## TASK REQUIREMENTS:
Which lines in the material below contain the string "sidebar"? Return each of those lines in full, treating uppercase and lowercase as different.
┌─ DATA SHOWN
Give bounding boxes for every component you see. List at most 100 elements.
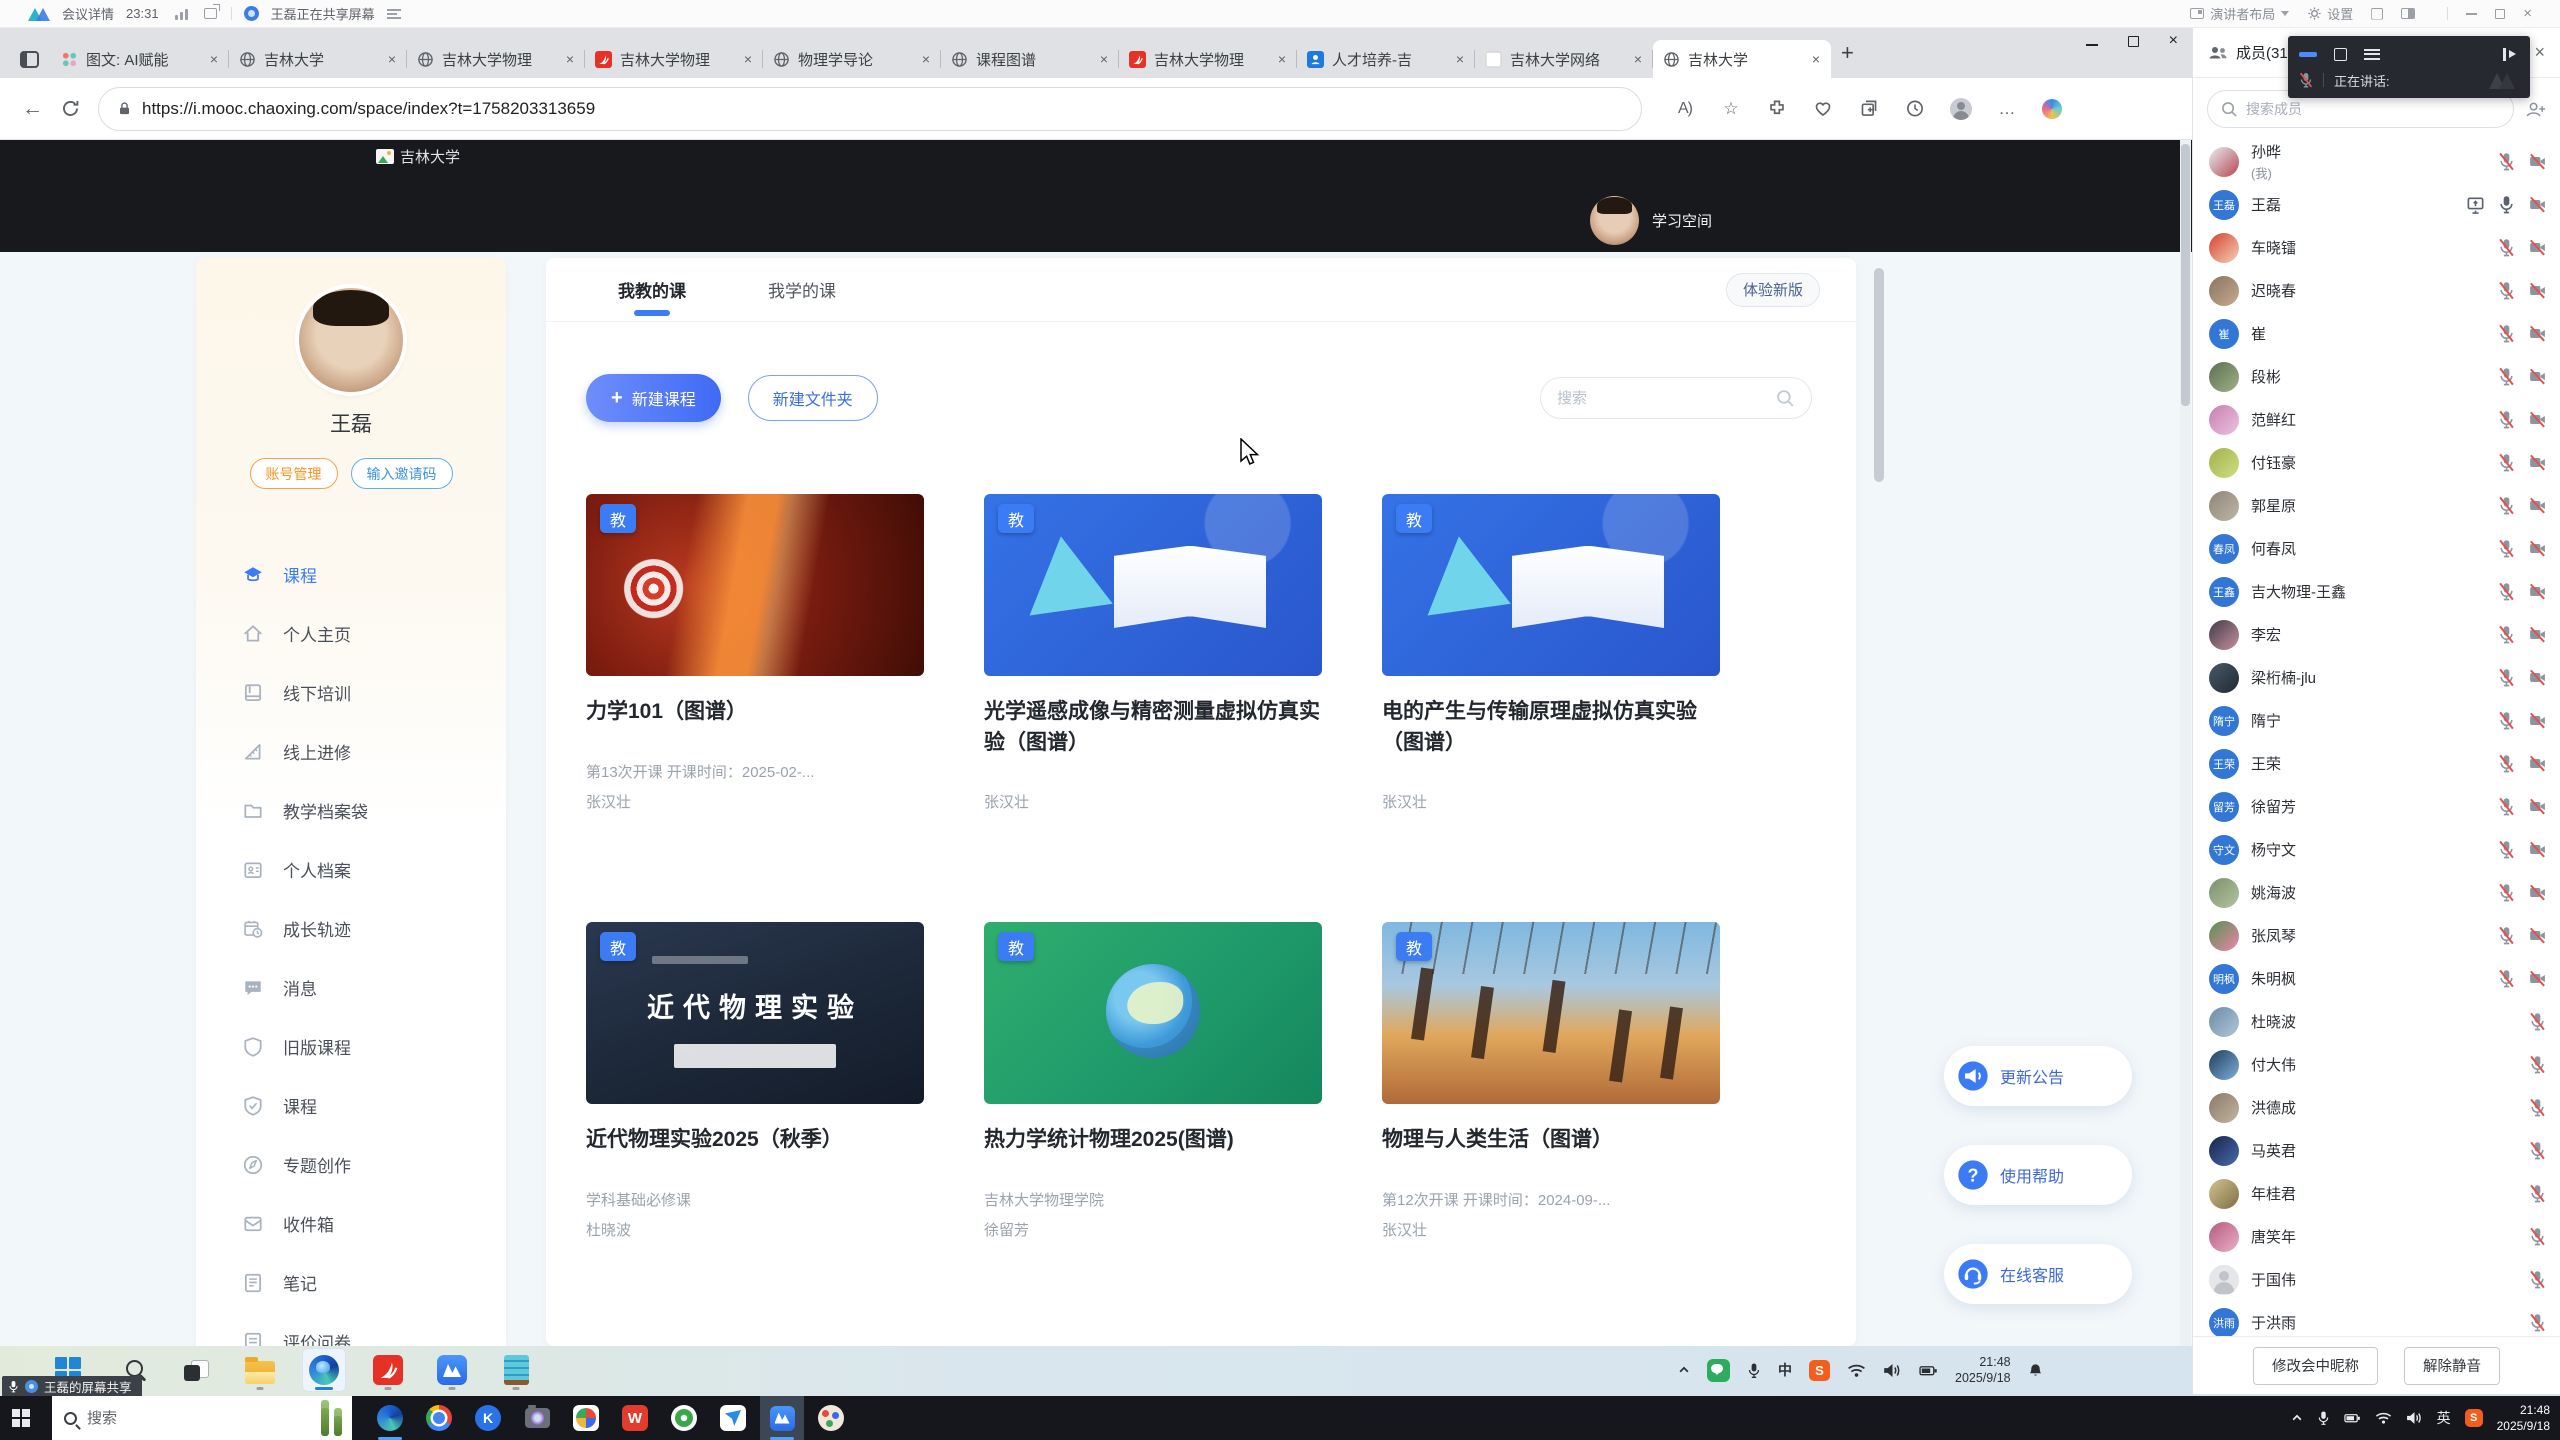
taskbar-search-box[interactable] bbox=[52, 1396, 352, 1440]
browser-minimize-button[interactable] bbox=[2086, 44, 2098, 46]
site-logo[interactable]: 吉林大学 bbox=[376, 146, 460, 167]
restore-window-icon[interactable] bbox=[2334, 48, 2347, 61]
camera-off-icon[interactable] bbox=[2529, 367, 2546, 386]
tab-close-icon[interactable]: × bbox=[1097, 51, 1111, 67]
sidebar-item[interactable]: 成长轨迹 bbox=[196, 899, 506, 958]
sidebar-item[interactable]: 教学档案袋 bbox=[196, 781, 506, 840]
course-search-box[interactable] bbox=[1540, 377, 1812, 419]
mic-muted-icon[interactable] bbox=[2498, 797, 2515, 816]
camera-off-icon[interactable] bbox=[2529, 152, 2546, 171]
online-service-button[interactable]: 在线客服 bbox=[1944, 1244, 2132, 1304]
collections-icon[interactable] bbox=[1858, 99, 1880, 118]
browser-tab[interactable]: 吉林大学 × bbox=[1653, 40, 1831, 78]
browser-tab[interactable]: 图文: AI赋能 × bbox=[51, 40, 229, 78]
camera-off-icon[interactable] bbox=[2529, 453, 2546, 472]
member-row[interactable]: 车晓镭 bbox=[2193, 226, 2560, 269]
refresh-button[interactable] bbox=[61, 99, 80, 118]
browser-maximize-button[interactable] bbox=[2128, 36, 2139, 47]
tab-close-icon[interactable]: × bbox=[1275, 51, 1289, 67]
member-row[interactable]: 付大伟 bbox=[2193, 1043, 2560, 1086]
member-row[interactable]: 梁桁楠-jlu bbox=[2193, 656, 2560, 699]
camera-off-icon[interactable] bbox=[2529, 711, 2546, 730]
sidebar-item[interactable]: 课程 bbox=[196, 545, 506, 604]
member-row[interactable]: 孙晔 (我) bbox=[2193, 140, 2560, 183]
mic-muted-icon[interactable] bbox=[2529, 1227, 2546, 1246]
fullscreen-icon[interactable] bbox=[2371, 8, 2383, 20]
ime-indicator[interactable]: 英 bbox=[2437, 1408, 2451, 1428]
mic-muted-icon[interactable] bbox=[2498, 539, 2515, 558]
camera-off-icon[interactable] bbox=[2529, 668, 2546, 687]
sidebar-item[interactable]: 专题创作 bbox=[196, 1135, 506, 1194]
mic-muted-icon[interactable] bbox=[2529, 1270, 2546, 1289]
member-row[interactable]: 洪德成 bbox=[2193, 1086, 2560, 1129]
read-aloud-icon[interactable]: A) bbox=[1674, 100, 1696, 118]
camera-off-icon[interactable] bbox=[2529, 539, 2546, 558]
wifi-icon[interactable] bbox=[1847, 1362, 1866, 1379]
taskbar-edge-icon[interactable] bbox=[368, 1396, 412, 1440]
member-row[interactable]: 王磊 王磊 bbox=[2193, 183, 2560, 226]
browser-tab[interactable]: 吉林大学网络 × bbox=[1475, 40, 1653, 78]
member-row[interactable]: 洪雨 于洪雨 bbox=[2193, 1301, 2560, 1336]
member-row[interactable]: 守文 杨守文 bbox=[2193, 828, 2560, 871]
minimize-window-button[interactable] bbox=[2466, 13, 2477, 15]
course-title[interactable]: 光学遥感成像与精密测量虚拟仿真实验（图谱） bbox=[984, 696, 1322, 758]
sidebar-item[interactable]: 课程 bbox=[196, 1076, 506, 1135]
taskbar-chaoxing-icon[interactable] bbox=[366, 1348, 410, 1392]
header-user-avatar[interactable] bbox=[1590, 196, 1639, 245]
sidebar-item[interactable]: 线上进修 bbox=[196, 722, 506, 781]
update-announcement-button[interactable]: 更新公告 bbox=[1944, 1046, 2132, 1106]
volume-icon[interactable] bbox=[2406, 1410, 2423, 1426]
course-card[interactable]: 教 电的产生与传输原理虚拟仿真实验（图谱） 张汉壮 bbox=[1382, 494, 1720, 812]
mic-on-icon[interactable] bbox=[2498, 195, 2515, 214]
camera-off-icon[interactable] bbox=[2529, 582, 2546, 601]
camera-off-icon[interactable] bbox=[2529, 754, 2546, 773]
sidebar-item[interactable]: 消息 bbox=[196, 958, 506, 1017]
member-list[interactable]: 孙晔 (我) 王磊 王磊 bbox=[2193, 138, 2560, 1336]
browser-tab[interactable]: 吉林大学 × bbox=[229, 40, 407, 78]
copilot-icon[interactable] bbox=[2042, 99, 2062, 119]
course-card[interactable]: 教 热力学统计物理2025(图谱) 吉林大学物理学院 徐留芳 bbox=[984, 922, 1322, 1240]
camera-off-icon[interactable] bbox=[2529, 410, 2546, 429]
course-cover[interactable]: 教 bbox=[1382, 922, 1720, 1104]
mic-muted-icon[interactable] bbox=[2529, 1141, 2546, 1160]
taskbar-k-app-icon[interactable] bbox=[466, 1396, 510, 1440]
member-row[interactable]: 留芳 徐留芳 bbox=[2193, 785, 2560, 828]
mic-muted-icon[interactable] bbox=[2498, 281, 2515, 300]
taskbar-clock[interactable]: 21:48 2025/9/18 bbox=[2497, 1402, 2550, 1434]
taskbar-color-app-icon[interactable] bbox=[564, 1396, 608, 1440]
mic-muted-icon[interactable] bbox=[2498, 625, 2515, 644]
course-title[interactable]: 物理与人类生活（图谱） bbox=[1382, 1124, 1720, 1186]
back-button[interactable]: ← bbox=[22, 97, 43, 121]
invite-code-button[interactable]: 输入邀请码 bbox=[351, 458, 453, 489]
wifi-icon[interactable] bbox=[2375, 1410, 2392, 1426]
taskbar-task-view-icon[interactable] bbox=[174, 1348, 218, 1392]
sharing-menu-icon[interactable] bbox=[387, 9, 401, 19]
taskbar-wps-icon[interactable] bbox=[613, 1396, 657, 1440]
course-cover[interactable]: 教 bbox=[984, 922, 1322, 1104]
camera-off-icon[interactable] bbox=[2529, 238, 2546, 257]
tab-actions-icon[interactable] bbox=[20, 51, 39, 68]
browser-close-button[interactable]: × bbox=[2169, 32, 2178, 50]
course-cover[interactable]: 教 近代物理实验 bbox=[586, 922, 924, 1104]
mic-muted-icon[interactable] bbox=[2498, 754, 2515, 773]
member-row[interactable]: 明枫 朱明枫 bbox=[2193, 957, 2560, 1000]
address-bar[interactable]: https://i.mooc.chaoxing.com/space/index?… bbox=[98, 87, 1642, 131]
course-card[interactable]: 教 近代物理实验 近代物理实验2025（秋季） 学科基础必修课 杜晓波 bbox=[586, 922, 924, 1240]
tab-close-icon[interactable]: × bbox=[1631, 51, 1645, 67]
member-row[interactable]: 于国伟 bbox=[2193, 1258, 2560, 1301]
course-card[interactable]: 教 物理与人类生活（图谱） 第12次开课 开课时间：2024-09-... 张汉… bbox=[1382, 922, 1720, 1240]
course-title[interactable]: 热力学统计物理2025(图谱) bbox=[984, 1124, 1322, 1186]
camera-off-icon[interactable] bbox=[2529, 281, 2546, 300]
invite-member-icon[interactable] bbox=[2525, 99, 2546, 120]
course-cover[interactable]: 教 bbox=[586, 494, 924, 676]
mic-muted-icon[interactable] bbox=[2498, 238, 2515, 257]
wechat-tray-icon[interactable] bbox=[1707, 1359, 1730, 1382]
mic-muted-icon[interactable] bbox=[2498, 367, 2515, 386]
mic-muted-icon[interactable] bbox=[2498, 840, 2515, 859]
camera-off-icon[interactable] bbox=[2529, 969, 2546, 988]
mic-muted-icon[interactable] bbox=[2529, 1055, 2546, 1074]
camera-off-icon[interactable] bbox=[2529, 797, 2546, 816]
member-row[interactable]: 唐笑年 bbox=[2193, 1215, 2560, 1258]
browser-tab[interactable]: 人才培养-吉 × bbox=[1297, 40, 1475, 78]
tab-close-icon[interactable]: × bbox=[1809, 51, 1823, 67]
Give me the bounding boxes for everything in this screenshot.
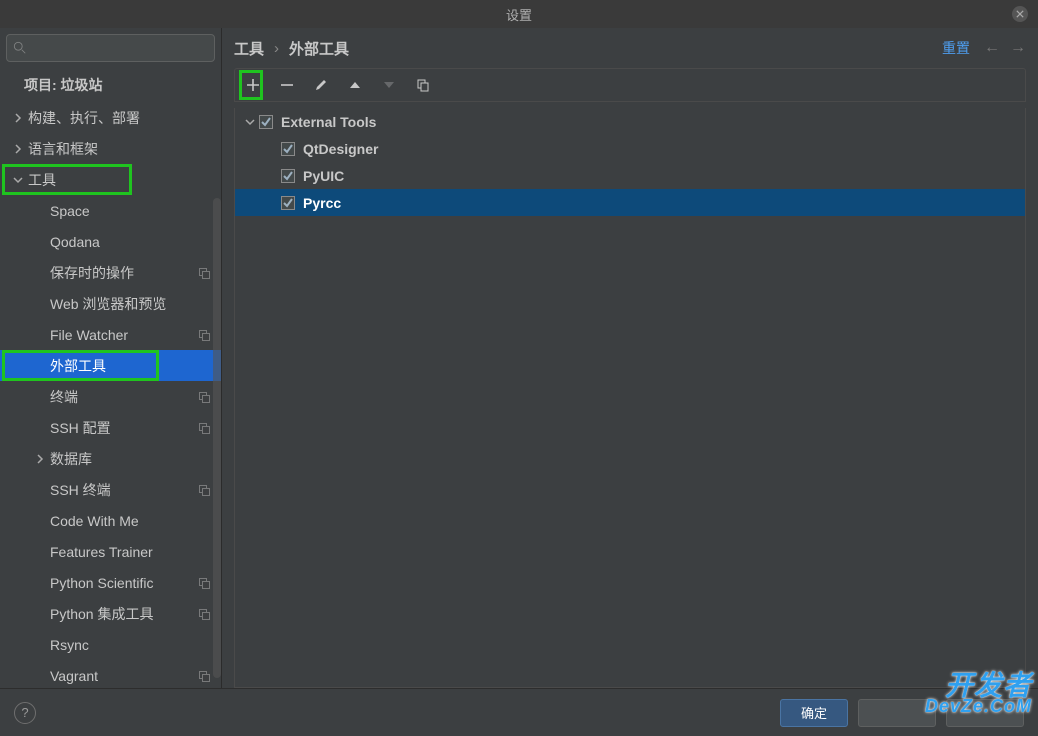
└─
## TASK OUTPUT:
sidebar-item[interactable]: 成长轨迹 bbox=[196, 899, 506, 958]
sidebar-item[interactable]: 教学档案袋 bbox=[196, 781, 506, 840]
sidebar-item[interactable]: 课程 bbox=[196, 545, 506, 604]
sidebar-item[interactable]: 专题创作 bbox=[196, 1135, 506, 1194]
sidebar-item[interactable]: 课程 bbox=[196, 1076, 506, 1135]
sidebar-item[interactable]: 线上进修 bbox=[196, 722, 506, 781]
sidebar-item[interactable]: 消息 bbox=[196, 958, 506, 1017]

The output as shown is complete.